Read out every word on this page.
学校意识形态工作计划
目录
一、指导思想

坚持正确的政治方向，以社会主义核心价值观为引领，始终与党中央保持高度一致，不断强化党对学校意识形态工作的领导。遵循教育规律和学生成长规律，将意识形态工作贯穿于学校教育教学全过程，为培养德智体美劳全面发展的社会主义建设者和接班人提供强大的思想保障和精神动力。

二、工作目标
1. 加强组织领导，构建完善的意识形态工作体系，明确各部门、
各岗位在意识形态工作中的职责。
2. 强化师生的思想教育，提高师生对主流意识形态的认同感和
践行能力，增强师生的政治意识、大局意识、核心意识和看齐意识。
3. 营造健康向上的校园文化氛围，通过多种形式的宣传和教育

### What you need to do
Return every entry verbatim.

### Answer for this exercise
Read out every word on this page.
学校意识形态工作计划
目录
一、指导思想

坚持正确的政治方向，以社会主义核心价值观为引领，始终与党中央保持高度一致，不断强化党对学校意识形态工作的领导。遵循教育规律和学生成长规律，将意识形态工作贯穿于学校教育教学全过程，为培养德智体美劳全面发展的社会主义建设者和接班人提供强大的思想保障和精神动力。

二、工作目标
1. 加强组织领导，构建完善的意识形态工作体系，明确各部门、
各岗位在意识形态工作中的职责。
2. 强化师生的思想教育，提高师生对主流意识形态的认同感和
践行能力，增强师生的政治意识、大局意识、核心意识和看齐意识。
3. 营造健康向上的校园文化氛围，通过多种形式的宣传和教育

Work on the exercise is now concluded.